* begin ENTRIES SUPPLIED *

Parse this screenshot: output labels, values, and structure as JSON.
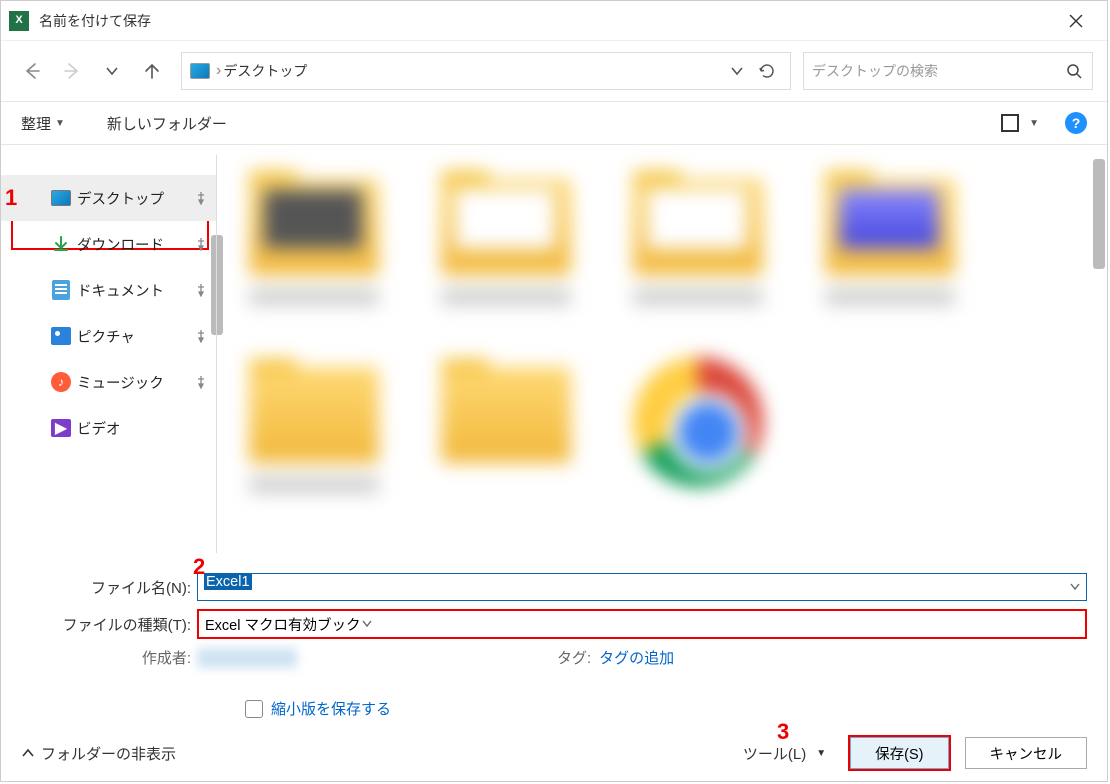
{
  "title": "名前を付けて保存",
  "address": {
    "location": "デスクトップ"
  },
  "search": {
    "placeholder": "デスクトップの検索"
  },
  "toolbar": {
    "organize": "整理",
    "new_folder": "新しいフォルダー"
  },
  "sidebar": {
    "items": [
      {
        "label": "デスクトップ"
      },
      {
        "label": "ダウンロード"
      },
      {
        "label": "ドキュメント"
      },
      {
        "label": "ピクチャ"
      },
      {
        "label": "ミュージック"
      },
      {
        "label": "ビデオ"
      }
    ]
  },
  "fields": {
    "filename_label": "ファイル名(N):",
    "filename_value": "Excel1",
    "filetype_label": "ファイルの種類(T):",
    "filetype_value": "Excel マクロ有効ブック",
    "author_label": "作成者:",
    "tag_label": "タグ:",
    "tag_add": "タグの追加",
    "thumbnail_checkbox": "縮小版を保存する"
  },
  "footer": {
    "hide_folders": "フォルダーの非表示",
    "tools": "ツール(L)",
    "save": "保存(S)",
    "cancel": "キャンセル"
  },
  "annotations": {
    "a1": "1",
    "a2": "2",
    "a3": "3"
  }
}
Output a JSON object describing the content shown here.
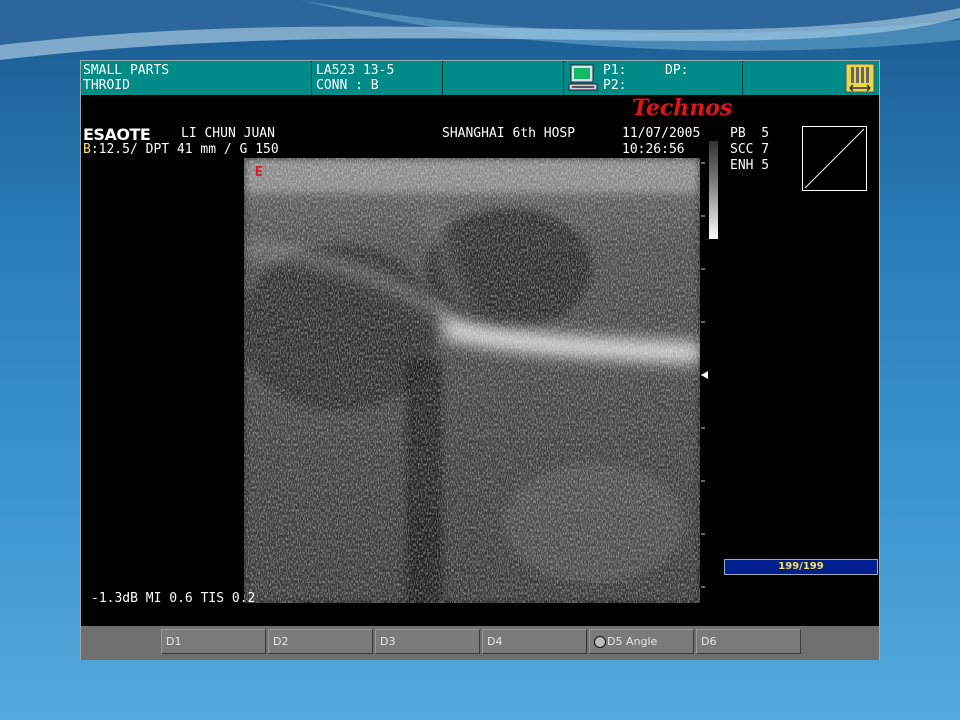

* end ENTRIES SUPPLIED *

REQUIREMENTS: Which lines hold the word "JSON"? Show each one.

ANSWER TO THIS PROBLEM:
Parse this screenshot: output labels, values, and structure as JSON.
Output a JSON object describing the content shown here.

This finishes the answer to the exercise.